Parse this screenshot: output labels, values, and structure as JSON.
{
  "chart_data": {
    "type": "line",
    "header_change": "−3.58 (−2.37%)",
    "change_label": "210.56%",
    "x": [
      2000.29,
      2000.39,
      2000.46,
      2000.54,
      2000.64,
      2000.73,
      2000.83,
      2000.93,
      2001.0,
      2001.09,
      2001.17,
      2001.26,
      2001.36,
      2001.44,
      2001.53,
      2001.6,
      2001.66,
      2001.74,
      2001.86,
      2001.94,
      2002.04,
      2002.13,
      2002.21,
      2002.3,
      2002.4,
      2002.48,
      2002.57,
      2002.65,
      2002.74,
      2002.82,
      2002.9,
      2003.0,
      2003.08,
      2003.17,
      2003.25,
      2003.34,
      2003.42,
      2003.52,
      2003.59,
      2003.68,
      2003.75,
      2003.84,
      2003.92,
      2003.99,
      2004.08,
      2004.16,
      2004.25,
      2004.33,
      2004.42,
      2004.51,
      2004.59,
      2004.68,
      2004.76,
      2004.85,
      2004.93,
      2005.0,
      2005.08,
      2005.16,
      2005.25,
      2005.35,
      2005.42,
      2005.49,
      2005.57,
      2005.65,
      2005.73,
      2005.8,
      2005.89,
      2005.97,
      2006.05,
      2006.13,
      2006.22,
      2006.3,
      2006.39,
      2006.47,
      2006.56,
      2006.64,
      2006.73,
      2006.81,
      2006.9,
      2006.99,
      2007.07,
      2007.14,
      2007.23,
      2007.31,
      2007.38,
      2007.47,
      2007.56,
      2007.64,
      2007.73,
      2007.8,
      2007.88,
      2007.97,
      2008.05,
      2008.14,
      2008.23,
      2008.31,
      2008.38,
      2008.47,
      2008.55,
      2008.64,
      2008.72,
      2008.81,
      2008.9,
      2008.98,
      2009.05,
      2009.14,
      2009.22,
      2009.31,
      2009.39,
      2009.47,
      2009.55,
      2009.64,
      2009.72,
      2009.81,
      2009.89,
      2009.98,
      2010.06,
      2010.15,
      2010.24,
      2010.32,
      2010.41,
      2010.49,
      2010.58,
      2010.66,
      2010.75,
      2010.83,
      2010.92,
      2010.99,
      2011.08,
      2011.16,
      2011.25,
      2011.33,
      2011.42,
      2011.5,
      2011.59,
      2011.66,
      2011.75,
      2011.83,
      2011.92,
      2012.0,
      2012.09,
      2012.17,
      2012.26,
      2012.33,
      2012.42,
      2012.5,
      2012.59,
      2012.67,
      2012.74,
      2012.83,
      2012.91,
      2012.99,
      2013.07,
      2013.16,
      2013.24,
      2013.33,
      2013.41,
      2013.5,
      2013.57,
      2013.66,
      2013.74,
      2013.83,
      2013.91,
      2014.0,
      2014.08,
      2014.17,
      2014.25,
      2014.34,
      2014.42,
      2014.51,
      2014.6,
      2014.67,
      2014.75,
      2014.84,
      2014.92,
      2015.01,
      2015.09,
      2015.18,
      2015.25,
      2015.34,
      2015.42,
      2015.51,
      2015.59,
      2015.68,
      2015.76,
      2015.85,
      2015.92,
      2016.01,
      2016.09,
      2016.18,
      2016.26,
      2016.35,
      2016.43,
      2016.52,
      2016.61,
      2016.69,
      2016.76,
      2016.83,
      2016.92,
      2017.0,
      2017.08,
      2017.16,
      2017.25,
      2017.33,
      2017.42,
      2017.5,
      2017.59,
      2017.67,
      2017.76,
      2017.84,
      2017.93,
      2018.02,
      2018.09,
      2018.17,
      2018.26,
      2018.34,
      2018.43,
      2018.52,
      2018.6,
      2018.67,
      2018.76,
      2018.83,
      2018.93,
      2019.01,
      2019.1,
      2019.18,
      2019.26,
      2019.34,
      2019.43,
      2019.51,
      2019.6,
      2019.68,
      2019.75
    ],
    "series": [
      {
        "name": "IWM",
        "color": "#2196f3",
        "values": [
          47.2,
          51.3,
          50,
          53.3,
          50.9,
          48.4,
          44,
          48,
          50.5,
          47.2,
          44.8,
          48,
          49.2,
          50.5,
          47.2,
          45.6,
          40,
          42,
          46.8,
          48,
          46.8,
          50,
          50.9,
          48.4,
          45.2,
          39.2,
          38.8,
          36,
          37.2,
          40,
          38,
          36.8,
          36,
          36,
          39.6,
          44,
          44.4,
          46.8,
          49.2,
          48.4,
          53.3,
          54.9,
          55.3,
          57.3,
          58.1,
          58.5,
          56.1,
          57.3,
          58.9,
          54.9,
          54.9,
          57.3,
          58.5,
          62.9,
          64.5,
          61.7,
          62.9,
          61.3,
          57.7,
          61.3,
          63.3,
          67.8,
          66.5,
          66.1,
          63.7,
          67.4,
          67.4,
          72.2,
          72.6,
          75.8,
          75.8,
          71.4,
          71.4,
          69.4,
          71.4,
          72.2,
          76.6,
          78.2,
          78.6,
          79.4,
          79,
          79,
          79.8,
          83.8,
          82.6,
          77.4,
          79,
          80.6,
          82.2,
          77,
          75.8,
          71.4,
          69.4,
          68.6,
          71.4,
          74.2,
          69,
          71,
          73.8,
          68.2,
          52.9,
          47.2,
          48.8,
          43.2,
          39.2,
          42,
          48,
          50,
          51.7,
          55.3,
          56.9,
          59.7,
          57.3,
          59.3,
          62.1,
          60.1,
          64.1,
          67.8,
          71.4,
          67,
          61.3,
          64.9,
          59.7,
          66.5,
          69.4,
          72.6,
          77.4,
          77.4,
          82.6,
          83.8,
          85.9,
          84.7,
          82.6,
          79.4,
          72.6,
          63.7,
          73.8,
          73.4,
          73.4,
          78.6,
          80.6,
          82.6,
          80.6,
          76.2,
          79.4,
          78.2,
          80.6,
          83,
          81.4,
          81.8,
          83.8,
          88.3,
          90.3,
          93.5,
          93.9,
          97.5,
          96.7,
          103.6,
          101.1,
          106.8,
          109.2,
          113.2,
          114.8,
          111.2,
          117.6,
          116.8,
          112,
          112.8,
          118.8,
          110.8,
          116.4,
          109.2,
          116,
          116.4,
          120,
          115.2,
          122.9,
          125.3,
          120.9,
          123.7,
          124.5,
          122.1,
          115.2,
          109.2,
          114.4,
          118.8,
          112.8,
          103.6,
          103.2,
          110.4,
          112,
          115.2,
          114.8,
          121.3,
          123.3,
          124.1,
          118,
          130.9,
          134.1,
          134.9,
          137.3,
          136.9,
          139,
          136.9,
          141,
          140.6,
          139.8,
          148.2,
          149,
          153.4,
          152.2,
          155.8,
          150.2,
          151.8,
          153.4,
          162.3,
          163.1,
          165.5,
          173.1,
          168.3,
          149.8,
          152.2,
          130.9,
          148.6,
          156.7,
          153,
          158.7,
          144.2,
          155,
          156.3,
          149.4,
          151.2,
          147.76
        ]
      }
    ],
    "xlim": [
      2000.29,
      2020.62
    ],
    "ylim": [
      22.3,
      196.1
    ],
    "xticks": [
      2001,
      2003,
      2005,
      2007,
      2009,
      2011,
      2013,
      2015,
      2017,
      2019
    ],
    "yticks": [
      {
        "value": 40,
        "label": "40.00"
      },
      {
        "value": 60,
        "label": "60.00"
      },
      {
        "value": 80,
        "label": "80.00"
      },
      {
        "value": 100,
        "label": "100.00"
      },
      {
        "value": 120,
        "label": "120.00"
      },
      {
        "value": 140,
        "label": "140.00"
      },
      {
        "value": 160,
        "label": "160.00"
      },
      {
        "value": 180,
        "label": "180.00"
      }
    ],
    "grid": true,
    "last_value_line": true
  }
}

■ TO DO ■
Repeat every entry word for word.

■ THE RESULT ■
Parse this screenshot: output labels, values, and structure as JSON.
{
  "chart_data": {
    "type": "line",
    "header_change": "−3.58 (−2.37%)",
    "change_label": "210.56%",
    "x": [
      2000.29,
      2000.39,
      2000.46,
      2000.54,
      2000.64,
      2000.73,
      2000.83,
      2000.93,
      2001.0,
      2001.09,
      2001.17,
      2001.26,
      2001.36,
      2001.44,
      2001.53,
      2001.6,
      2001.66,
      2001.74,
      2001.86,
      2001.94,
      2002.04,
      2002.13,
      2002.21,
      2002.3,
      2002.4,
      2002.48,
      2002.57,
      2002.65,
      2002.74,
      2002.82,
      2002.9,
      2003.0,
      2003.08,
      2003.17,
      2003.25,
      2003.34,
      2003.42,
      2003.52,
      2003.59,
      2003.68,
      2003.75,
      2003.84,
      2003.92,
      2003.99,
      2004.08,
      2004.16,
      2004.25,
      2004.33,
      2004.42,
      2004.51,
      2004.59,
      2004.68,
      2004.76,
      2004.85,
      2004.93,
      2005.0,
      2005.08,
      2005.16,
      2005.25,
      2005.35,
      2005.42,
      2005.49,
      2005.57,
      2005.65,
      2005.73,
      2005.8,
      2005.89,
      2005.97,
      2006.05,
      2006.13,
      2006.22,
      2006.3,
      2006.39,
      2006.47,
      2006.56,
      2006.64,
      2006.73,
      2006.81,
      2006.9,
      2006.99,
      2007.07,
      2007.14,
      2007.23,
      2007.31,
      2007.38,
      2007.47,
      2007.56,
      2007.64,
      2007.73,
      2007.8,
      2007.88,
      2007.97,
      2008.05,
      2008.14,
      2008.23,
      2008.31,
      2008.38,
      2008.47,
      2008.55,
      2008.64,
      2008.72,
      2008.81,
      2008.9,
      2008.98,
      2009.05,
      2009.14,
      2009.22,
      2009.31,
      2009.39,
      2009.47,
      2009.55,
      2009.64,
      2009.72,
      2009.81,
      2009.89,
      2009.98,
      2010.06,
      2010.15,
      2010.24,
      2010.32,
      2010.41,
      2010.49,
      2010.58,
      2010.66,
      2010.75,
      2010.83,
      2010.92,
      2010.99,
      2011.08,
      2011.16,
      2011.25,
      2011.33,
      2011.42,
      2011.5,
      2011.59,
      2011.66,
      2011.75,
      2011.83,
      2011.92,
      2012.0,
      2012.09,
      2012.17,
      2012.26,
      2012.33,
      2012.42,
      2012.5,
      2012.59,
      2012.67,
      2012.74,
      2012.83,
      2012.91,
      2012.99,
      2013.07,
      2013.16,
      2013.24,
      2013.33,
      2013.41,
      2013.5,
      2013.57,
      2013.66,
      2013.74,
      2013.83,
      2013.91,
      2014.0,
      2014.08,
      2014.17,
      2014.25,
      2014.34,
      2014.42,
      2014.51,
      2014.6,
      2014.67,
      2014.75,
      2014.84,
      2014.92,
      2015.01,
      2015.09,
      2015.18,
      2015.25,
      2015.34,
      2015.42,
      2015.51,
      2015.59,
      2015.68,
      2015.76,
      2015.85,
      2015.92,
      2016.01,
      2016.09,
      2016.18,
      2016.26,
      2016.35,
      2016.43,
      2016.52,
      2016.61,
      2016.69,
      2016.76,
      2016.83,
      2016.92,
      2017.0,
      2017.08,
      2017.16,
      2017.25,
      2017.33,
      2017.42,
      2017.5,
      2017.59,
      2017.67,
      2017.76,
      2017.84,
      2017.93,
      2018.02,
      2018.09,
      2018.17,
      2018.26,
      2018.34,
      2018.43,
      2018.52,
      2018.6,
      2018.67,
      2018.76,
      2018.83,
      2018.93,
      2019.01,
      2019.1,
      2019.18,
      2019.26,
      2019.34,
      2019.43,
      2019.51,
      2019.6,
      2019.68,
      2019.75
    ],
    "series": [
      {
        "name": "IWM",
        "color": "#2196f3",
        "values": [
          47.2,
          51.3,
          50,
          53.3,
          50.9,
          48.4,
          44,
          48,
          50.5,
          47.2,
          44.8,
          48,
          49.2,
          50.5,
          47.2,
          45.6,
          40,
          42,
          46.8,
          48,
          46.8,
          50,
          50.9,
          48.4,
          45.2,
          39.2,
          38.8,
          36,
          37.2,
          40,
          38,
          36.8,
          36,
          36,
          39.6,
          44,
          44.4,
          46.8,
          49.2,
          48.4,
          53.3,
          54.9,
          55.3,
          57.3,
          58.1,
          58.5,
          56.1,
          57.3,
          58.9,
          54.9,
          54.9,
          57.3,
          58.5,
          62.9,
          64.5,
          61.7,
          62.9,
          61.3,
          57.7,
          61.3,
          63.3,
          67.8,
          66.5,
          66.1,
          63.7,
          67.4,
          67.4,
          72.2,
          72.6,
          75.8,
          75.8,
          71.4,
          71.4,
          69.4,
          71.4,
          72.2,
          76.6,
          78.2,
          78.6,
          79.4,
          79,
          79,
          79.8,
          83.8,
          82.6,
          77.4,
          79,
          80.6,
          82.2,
          77,
          75.8,
          71.4,
          69.4,
          68.6,
          71.4,
          74.2,
          69,
          71,
          73.8,
          68.2,
          52.9,
          47.2,
          48.8,
          43.2,
          39.2,
          42,
          48,
          50,
          51.7,
          55.3,
          56.9,
          59.7,
          57.3,
          59.3,
          62.1,
          60.1,
          64.1,
          67.8,
          71.4,
          67,
          61.3,
          64.9,
          59.7,
          66.5,
          69.4,
          72.6,
          77.4,
          77.4,
          82.6,
          83.8,
          85.9,
          84.7,
          82.6,
          79.4,
          72.6,
          63.7,
          73.8,
          73.4,
          73.4,
          78.6,
          80.6,
          82.6,
          80.6,
          76.2,
          79.4,
          78.2,
          80.6,
          83,
          81.4,
          81.8,
          83.8,
          88.3,
          90.3,
          93.5,
          93.9,
          97.5,
          96.7,
          103.6,
          101.1,
          106.8,
          109.2,
          113.2,
          114.8,
          111.2,
          117.6,
          116.8,
          112,
          112.8,
          118.8,
          110.8,
          116.4,
          109.2,
          116,
          116.4,
          120,
          115.2,
          122.9,
          125.3,
          120.9,
          123.7,
          124.5,
          122.1,
          115.2,
          109.2,
          114.4,
          118.8,
          112.8,
          103.6,
          103.2,
          110.4,
          112,
          115.2,
          114.8,
          121.3,
          123.3,
          124.1,
          118,
          130.9,
          134.1,
          134.9,
          137.3,
          136.9,
          139,
          136.9,
          141,
          140.6,
          139.8,
          148.2,
          149,
          153.4,
          152.2,
          155.8,
          150.2,
          151.8,
          153.4,
          162.3,
          163.1,
          165.5,
          173.1,
          168.3,
          149.8,
          152.2,
          130.9,
          148.6,
          156.7,
          153,
          158.7,
          144.2,
          155,
          156.3,
          149.4,
          151.2,
          147.76
        ]
      }
    ],
    "xlim": [
      2000.29,
      2020.62
    ],
    "ylim": [
      22.3,
      196.1
    ],
    "xticks": [
      2001,
      2003,
      2005,
      2007,
      2009,
      2011,
      2013,
      2015,
      2017,
      2019
    ],
    "yticks": [
      {
        "value": 40,
        "label": "40.00"
      },
      {
        "value": 60,
        "label": "60.00"
      },
      {
        "value": 80,
        "label": "80.00"
      },
      {
        "value": 100,
        "label": "100.00"
      },
      {
        "value": 120,
        "label": "120.00"
      },
      {
        "value": 140,
        "label": "140.00"
      },
      {
        "value": 160,
        "label": "160.00"
      },
      {
        "value": 180,
        "label": "180.00"
      }
    ],
    "grid": true,
    "last_value_line": true
  }
}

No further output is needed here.